Task: Tally the lines that contain the string "电子校核指标" and give the number by itself.
>>>>
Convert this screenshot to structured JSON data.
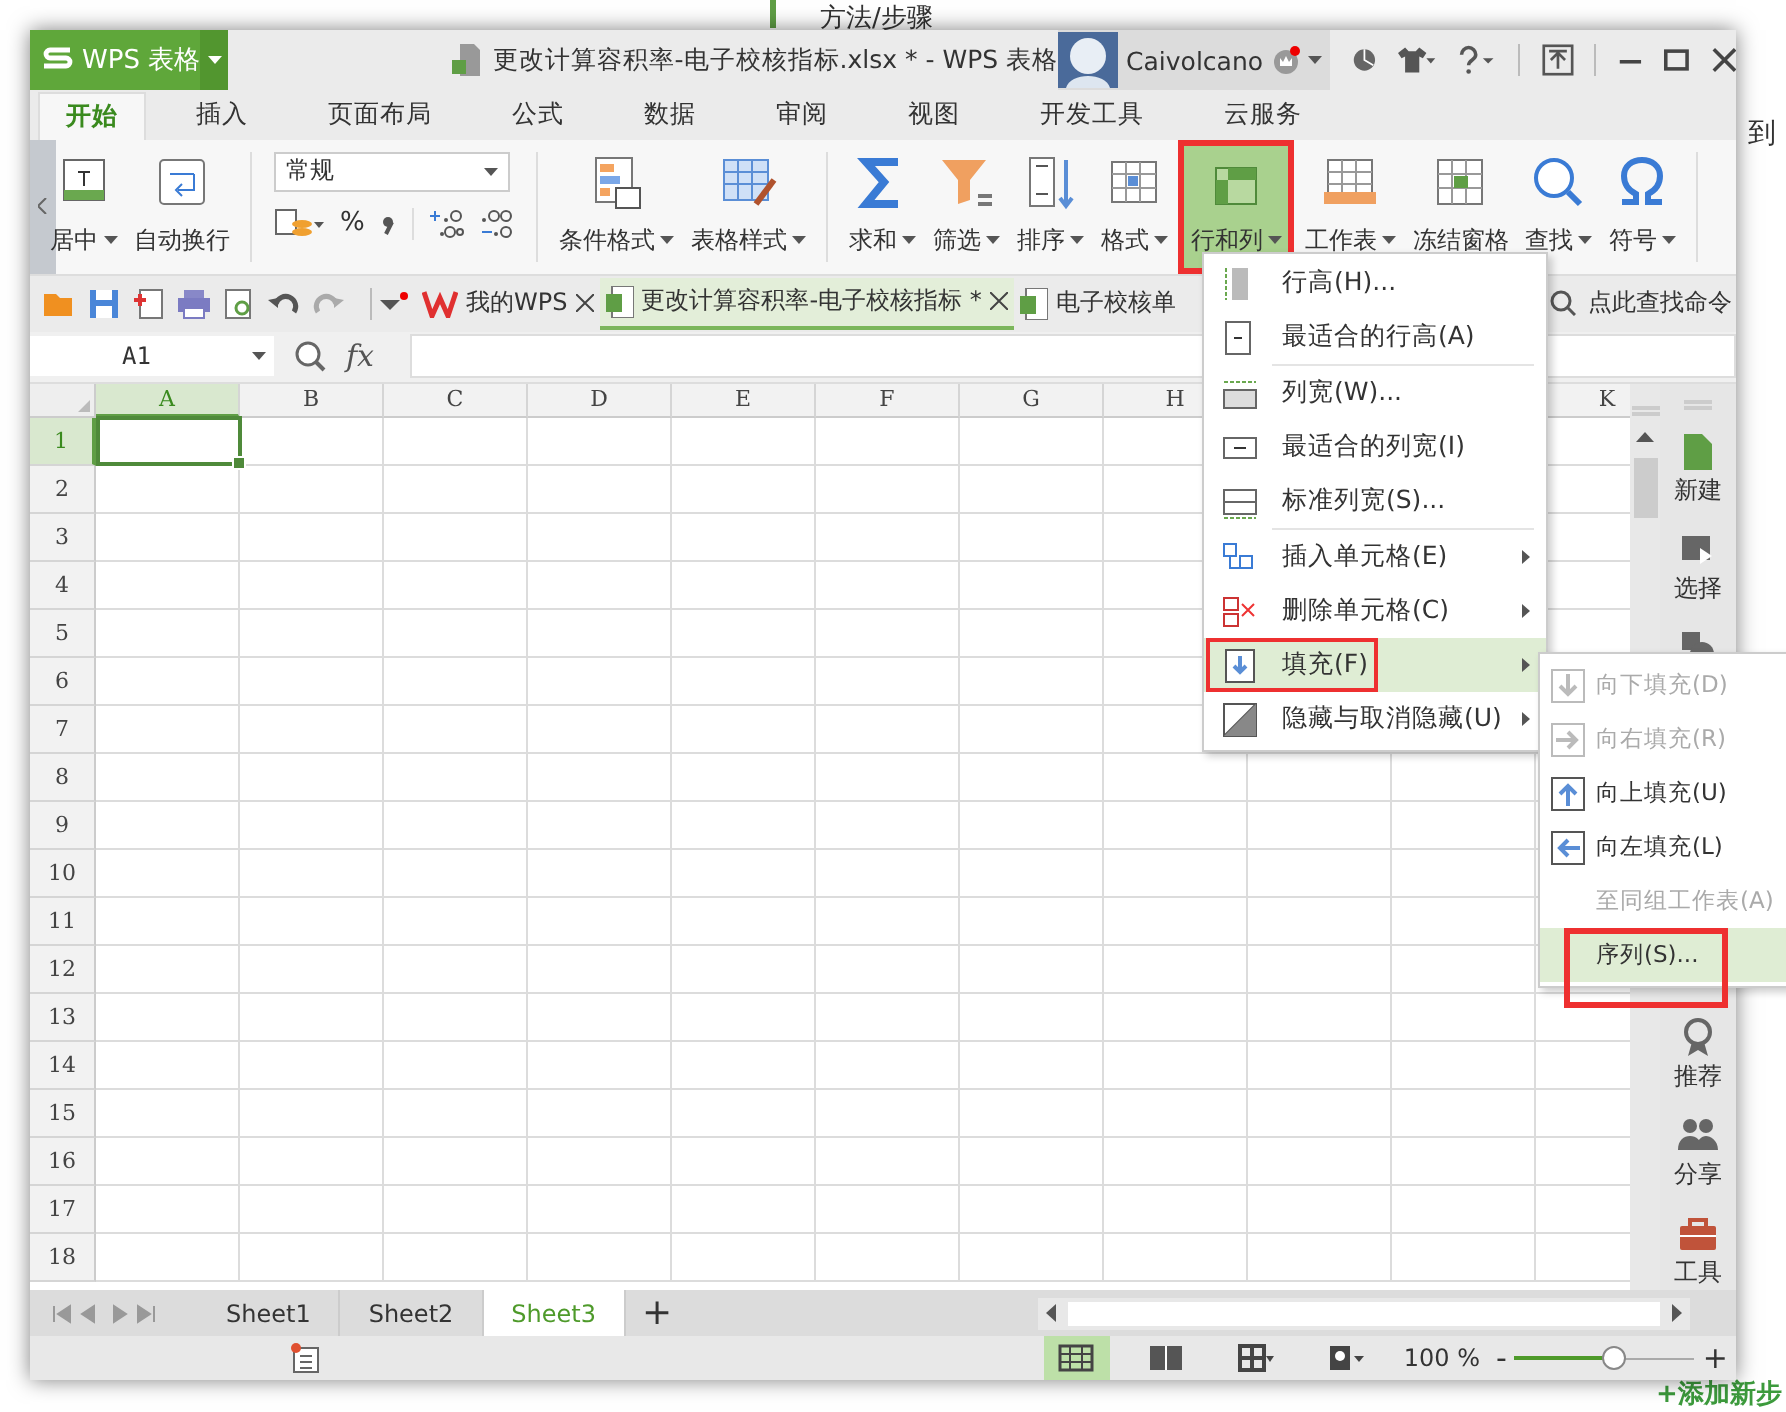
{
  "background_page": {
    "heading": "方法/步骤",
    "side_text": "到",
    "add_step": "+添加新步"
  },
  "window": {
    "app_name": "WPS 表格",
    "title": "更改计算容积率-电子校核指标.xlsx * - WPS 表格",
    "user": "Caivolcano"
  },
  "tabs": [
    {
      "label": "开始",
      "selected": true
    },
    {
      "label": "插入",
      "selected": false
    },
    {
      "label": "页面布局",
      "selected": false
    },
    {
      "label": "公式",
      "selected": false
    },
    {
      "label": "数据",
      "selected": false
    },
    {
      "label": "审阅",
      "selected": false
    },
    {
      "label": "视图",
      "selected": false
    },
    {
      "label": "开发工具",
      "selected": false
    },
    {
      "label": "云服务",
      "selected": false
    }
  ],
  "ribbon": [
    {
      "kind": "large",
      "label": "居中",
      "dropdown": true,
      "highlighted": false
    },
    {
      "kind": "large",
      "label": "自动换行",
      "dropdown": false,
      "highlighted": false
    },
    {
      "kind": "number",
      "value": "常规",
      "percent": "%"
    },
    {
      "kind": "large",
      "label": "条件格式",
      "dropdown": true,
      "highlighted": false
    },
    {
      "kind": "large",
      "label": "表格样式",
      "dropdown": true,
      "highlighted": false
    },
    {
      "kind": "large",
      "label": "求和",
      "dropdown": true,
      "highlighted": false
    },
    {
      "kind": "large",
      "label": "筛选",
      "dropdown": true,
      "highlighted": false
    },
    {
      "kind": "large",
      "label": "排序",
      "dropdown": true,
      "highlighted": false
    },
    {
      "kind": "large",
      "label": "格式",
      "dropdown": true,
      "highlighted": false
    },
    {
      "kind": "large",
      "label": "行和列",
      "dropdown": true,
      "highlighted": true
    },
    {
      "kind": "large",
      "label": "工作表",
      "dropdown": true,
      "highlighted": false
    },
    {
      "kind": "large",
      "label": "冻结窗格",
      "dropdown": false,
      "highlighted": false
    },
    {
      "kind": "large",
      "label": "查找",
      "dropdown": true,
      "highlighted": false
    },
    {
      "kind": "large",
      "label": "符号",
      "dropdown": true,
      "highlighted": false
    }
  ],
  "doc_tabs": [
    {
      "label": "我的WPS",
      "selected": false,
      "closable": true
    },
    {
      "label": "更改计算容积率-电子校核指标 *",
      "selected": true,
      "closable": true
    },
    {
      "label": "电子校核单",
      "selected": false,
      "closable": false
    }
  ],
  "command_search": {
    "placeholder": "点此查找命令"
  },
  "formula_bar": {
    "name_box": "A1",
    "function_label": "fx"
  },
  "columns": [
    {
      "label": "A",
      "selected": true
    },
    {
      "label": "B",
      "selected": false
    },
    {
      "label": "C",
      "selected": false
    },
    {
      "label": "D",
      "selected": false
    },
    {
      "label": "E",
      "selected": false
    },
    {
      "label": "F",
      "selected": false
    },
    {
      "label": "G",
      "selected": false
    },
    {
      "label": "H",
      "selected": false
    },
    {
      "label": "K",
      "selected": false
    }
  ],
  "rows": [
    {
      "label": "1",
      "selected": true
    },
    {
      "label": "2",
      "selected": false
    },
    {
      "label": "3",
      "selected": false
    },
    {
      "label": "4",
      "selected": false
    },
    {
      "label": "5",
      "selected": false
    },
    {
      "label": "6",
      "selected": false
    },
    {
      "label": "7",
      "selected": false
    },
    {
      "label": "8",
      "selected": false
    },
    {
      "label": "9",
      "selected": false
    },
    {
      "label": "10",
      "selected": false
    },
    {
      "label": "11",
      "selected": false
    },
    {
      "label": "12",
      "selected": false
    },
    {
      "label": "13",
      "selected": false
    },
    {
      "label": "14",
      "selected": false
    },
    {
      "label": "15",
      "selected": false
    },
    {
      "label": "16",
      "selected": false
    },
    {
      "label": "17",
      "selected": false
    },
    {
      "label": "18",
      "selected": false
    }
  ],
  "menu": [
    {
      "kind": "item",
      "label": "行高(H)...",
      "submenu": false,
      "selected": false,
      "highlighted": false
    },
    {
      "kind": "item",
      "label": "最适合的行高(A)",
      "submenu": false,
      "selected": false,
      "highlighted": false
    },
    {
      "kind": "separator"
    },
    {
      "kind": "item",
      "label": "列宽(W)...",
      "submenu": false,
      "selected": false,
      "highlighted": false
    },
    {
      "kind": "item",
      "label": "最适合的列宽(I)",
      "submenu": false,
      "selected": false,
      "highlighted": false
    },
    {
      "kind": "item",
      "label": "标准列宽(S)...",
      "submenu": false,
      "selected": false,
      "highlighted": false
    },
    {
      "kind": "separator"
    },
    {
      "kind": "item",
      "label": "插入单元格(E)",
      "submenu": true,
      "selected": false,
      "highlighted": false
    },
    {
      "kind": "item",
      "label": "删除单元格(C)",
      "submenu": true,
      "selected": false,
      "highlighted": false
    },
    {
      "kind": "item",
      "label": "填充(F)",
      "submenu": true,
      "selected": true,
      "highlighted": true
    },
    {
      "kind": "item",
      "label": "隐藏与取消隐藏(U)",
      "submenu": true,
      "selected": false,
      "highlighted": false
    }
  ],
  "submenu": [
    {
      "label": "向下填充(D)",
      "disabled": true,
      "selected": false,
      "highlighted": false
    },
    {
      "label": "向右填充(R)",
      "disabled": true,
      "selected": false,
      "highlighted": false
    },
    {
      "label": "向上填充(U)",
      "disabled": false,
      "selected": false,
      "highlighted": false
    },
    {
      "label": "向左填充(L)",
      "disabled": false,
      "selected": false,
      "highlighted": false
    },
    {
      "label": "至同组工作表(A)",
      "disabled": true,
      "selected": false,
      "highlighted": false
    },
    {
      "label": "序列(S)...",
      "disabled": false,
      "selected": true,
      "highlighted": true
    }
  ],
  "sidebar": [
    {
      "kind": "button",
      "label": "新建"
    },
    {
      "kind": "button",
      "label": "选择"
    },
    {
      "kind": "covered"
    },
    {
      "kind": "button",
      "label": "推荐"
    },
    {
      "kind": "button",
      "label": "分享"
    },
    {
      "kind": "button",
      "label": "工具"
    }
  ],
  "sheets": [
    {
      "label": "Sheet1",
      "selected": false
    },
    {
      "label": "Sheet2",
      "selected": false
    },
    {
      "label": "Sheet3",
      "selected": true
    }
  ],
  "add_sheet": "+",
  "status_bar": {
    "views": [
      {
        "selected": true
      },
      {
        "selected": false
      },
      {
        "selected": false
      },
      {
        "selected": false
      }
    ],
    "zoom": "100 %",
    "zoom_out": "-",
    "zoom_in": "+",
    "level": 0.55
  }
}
<<<<
>>>>
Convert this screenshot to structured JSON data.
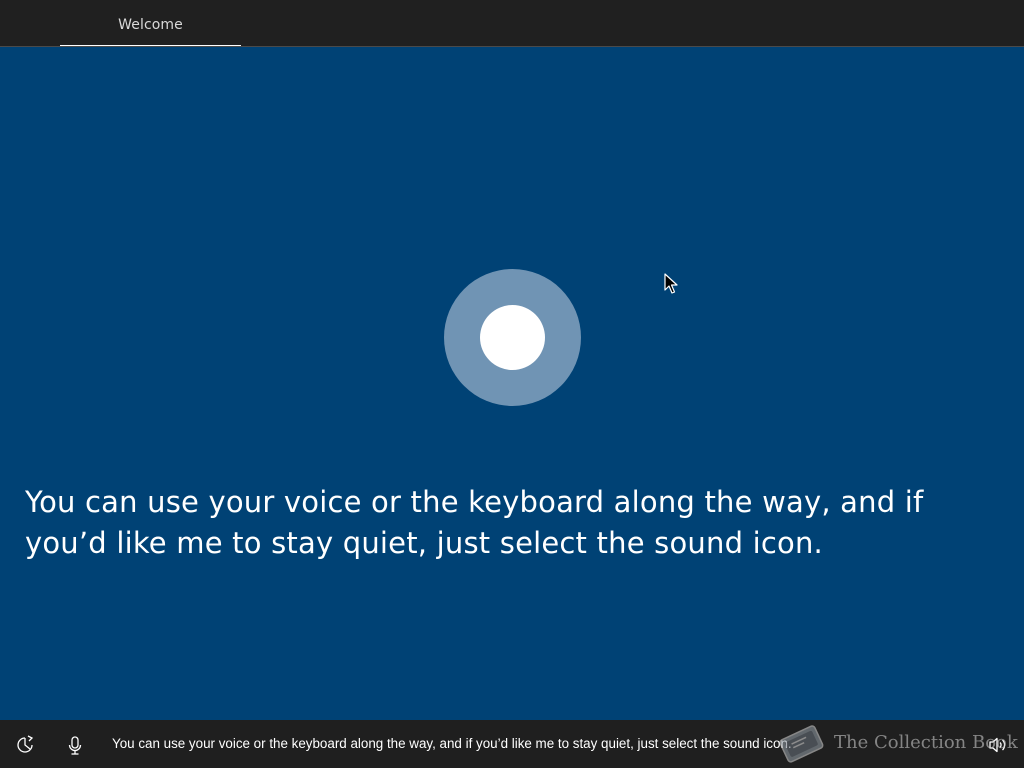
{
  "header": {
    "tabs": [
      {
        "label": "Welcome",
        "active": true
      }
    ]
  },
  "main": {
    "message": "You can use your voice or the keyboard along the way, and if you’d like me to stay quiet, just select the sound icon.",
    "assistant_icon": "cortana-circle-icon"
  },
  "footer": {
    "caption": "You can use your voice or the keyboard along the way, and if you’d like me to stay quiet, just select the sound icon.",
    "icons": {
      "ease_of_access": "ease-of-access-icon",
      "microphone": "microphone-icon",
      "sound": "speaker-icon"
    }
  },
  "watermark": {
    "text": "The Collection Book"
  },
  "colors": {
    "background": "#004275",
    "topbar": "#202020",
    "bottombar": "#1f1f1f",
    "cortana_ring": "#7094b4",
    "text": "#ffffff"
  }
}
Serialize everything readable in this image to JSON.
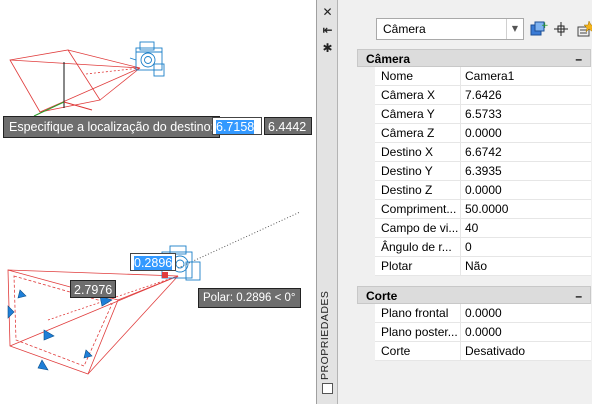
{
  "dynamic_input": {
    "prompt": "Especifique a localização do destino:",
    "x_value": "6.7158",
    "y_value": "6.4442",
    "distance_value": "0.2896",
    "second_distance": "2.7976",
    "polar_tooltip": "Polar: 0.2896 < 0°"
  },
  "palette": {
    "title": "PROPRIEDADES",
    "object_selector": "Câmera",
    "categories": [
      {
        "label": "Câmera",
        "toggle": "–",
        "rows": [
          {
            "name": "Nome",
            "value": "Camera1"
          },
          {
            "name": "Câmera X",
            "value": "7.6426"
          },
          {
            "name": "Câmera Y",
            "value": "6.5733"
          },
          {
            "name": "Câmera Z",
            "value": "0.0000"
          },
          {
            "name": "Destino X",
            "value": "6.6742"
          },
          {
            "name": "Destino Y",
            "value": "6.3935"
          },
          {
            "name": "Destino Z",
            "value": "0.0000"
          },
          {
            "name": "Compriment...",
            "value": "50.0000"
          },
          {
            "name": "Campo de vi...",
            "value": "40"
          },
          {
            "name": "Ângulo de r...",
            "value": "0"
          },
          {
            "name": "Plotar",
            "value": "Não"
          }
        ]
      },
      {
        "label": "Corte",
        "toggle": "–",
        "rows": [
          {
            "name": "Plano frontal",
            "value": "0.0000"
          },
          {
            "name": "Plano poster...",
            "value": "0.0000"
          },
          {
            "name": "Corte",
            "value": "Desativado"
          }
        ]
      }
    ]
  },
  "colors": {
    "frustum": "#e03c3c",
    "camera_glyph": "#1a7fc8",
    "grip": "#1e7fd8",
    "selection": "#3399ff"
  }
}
<<<<
Complete output: 2